Quoted passage

Wright's Dealings With Public Officials Listed : D.A.'s Report Outlines Attempts to Intervene With Judges, Simi Valley Police Chief and DMV

Times Staff Writer

Ventura County Dist. Atty. Michael D. Bradbury released the findings Wednesday of a 10-week investigation by his office of reports that Assemblywoman Cathie Wright (R-Simi Valley) used her clout to keep her frequently ticketed daughter behind the wheel.

The 97-page report asserted that Wright "has demonstrated a clear pattern of attempting to obtain special treatment for herself and her daughter with the police, the courts and the Department of Motor Vehicles."

Bradbury's office found that Wright improperly intervened to keep her daughter, Victoria, from losing her driver's license or going to jail as the result of 28 traffic violations since 1981. Nevertheless, he said, the inquiry "found no clear-cut criminal violations that would warrant prosecution."

In a written statement, Wright responded that "in spite of the amount of time, energy and countless tax dollars he spent trying to find something illegal, he found nothing." She said the inquiry by fellow Republican Bradbury was politically motivated and called his report "shameful." Her statement did not address most of the specific allegations.

Following is a thumbnail chronology of the report's account of Wright's efforts on behalf of herself and her daughter.

Oct. 8, 1978: Wright, then a Simi Valley city councilwoman, persuaded Simi Valley police to void a traffic ticket that she received. Wright refused to sign a citation for driving without her headlights on at night and demanded that the watch commander be called. Sgt. William Schwartz subsequently decided to void the citation "due to the possible problems that Wright could make during the negotiation process," the report states. The police union was engaged in salary negotiations with the council at the time.

Dec. 6, 1983: Wright unsuccessfully tried to fix a parking ticket with Simi Valley police. "You know what to do with this," she told the watch commander when she left the ticket at the police desk. It was returned to her to be paid.

March 14, 1988: Wright called a deputy district attorney, who was the prosecutor that day of charges against Victoria for speeding and driving without a license. Wright identified herself as an Assembly member and said she hoped that Victoria would not be sent to jail, which would cost her daughter her job.

Assigned task 1
Decide whether each statement agrees with the article on Wright's dealings with public officials, answering yes or no and quoting the text's deciding words: (a) The district attorney's report runs 97 pages. (b) The inquiry found criminal violations that warranted prosecution. (c) Wright succeeded in getting Simi Valley police to fix her 1983 parking ticket.
Assigned task 2
Rewrite the part of the article on Wright's dealings with public officials between "Following is a" and "to be paid.", inclusive, substituting "high beams" for "headlights".

Available data

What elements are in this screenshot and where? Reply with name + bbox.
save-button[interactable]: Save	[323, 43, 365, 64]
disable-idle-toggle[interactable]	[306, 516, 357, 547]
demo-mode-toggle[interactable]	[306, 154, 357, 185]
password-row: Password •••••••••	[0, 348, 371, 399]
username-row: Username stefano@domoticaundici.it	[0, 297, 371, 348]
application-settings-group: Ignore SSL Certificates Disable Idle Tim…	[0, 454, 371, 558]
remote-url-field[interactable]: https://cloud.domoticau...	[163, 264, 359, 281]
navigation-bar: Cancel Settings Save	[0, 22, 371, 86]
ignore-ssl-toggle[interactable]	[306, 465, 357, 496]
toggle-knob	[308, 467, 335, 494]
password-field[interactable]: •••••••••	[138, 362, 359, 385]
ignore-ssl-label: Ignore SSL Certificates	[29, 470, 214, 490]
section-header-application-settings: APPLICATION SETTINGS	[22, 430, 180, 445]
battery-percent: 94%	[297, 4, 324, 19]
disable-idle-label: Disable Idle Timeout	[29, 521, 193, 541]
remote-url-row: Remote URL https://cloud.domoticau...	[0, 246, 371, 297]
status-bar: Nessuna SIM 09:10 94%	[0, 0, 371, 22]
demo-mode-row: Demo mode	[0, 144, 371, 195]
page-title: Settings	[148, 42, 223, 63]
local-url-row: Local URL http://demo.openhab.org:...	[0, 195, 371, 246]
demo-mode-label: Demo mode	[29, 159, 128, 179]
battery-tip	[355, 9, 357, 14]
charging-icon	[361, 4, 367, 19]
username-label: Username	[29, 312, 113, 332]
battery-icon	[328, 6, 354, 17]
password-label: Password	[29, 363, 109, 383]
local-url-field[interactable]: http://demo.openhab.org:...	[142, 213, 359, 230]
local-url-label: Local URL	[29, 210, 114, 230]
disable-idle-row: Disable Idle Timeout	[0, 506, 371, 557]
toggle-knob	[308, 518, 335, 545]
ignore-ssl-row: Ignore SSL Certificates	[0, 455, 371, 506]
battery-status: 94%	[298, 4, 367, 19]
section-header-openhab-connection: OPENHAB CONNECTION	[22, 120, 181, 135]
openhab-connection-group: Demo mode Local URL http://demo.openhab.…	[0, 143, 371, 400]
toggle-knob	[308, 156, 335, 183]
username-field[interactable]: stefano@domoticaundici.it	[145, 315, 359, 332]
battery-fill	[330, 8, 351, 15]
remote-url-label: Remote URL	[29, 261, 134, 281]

Task solution 1
(a) Yes: "The 97-page report"
(b) No: "found no clear-cut criminal violations that would warrant prosecution."
(c) No: "Wright unsuccessfully tried to fix a parking ticket with Simi Valley police."

Task solution 2
Following is a thumbnail chronology of the report's account of Wright's efforts on behalf of herself and her daughter.

Oct. 8, 1978: Wright, then a Simi Valley city councilwoman, persuaded Simi Valley police to void a traffic ticket that she received. Wright refused to sign a citation for driving without her high beams on at night and demanded that the watch commander be called. Sgt. William Schwartz subsequently decided to void the citation "due to the possible problems that Wright could make during the negotiation process," the report states. The police union was engaged in salary negotiations with the council at the time.

Dec. 6, 1983: Wright unsuccessfully tried to fix a parking ticket with Simi Valley police. "You know what to do with this," she told the watch commander when she left the ticket at the police desk. It was returned to her to be paid.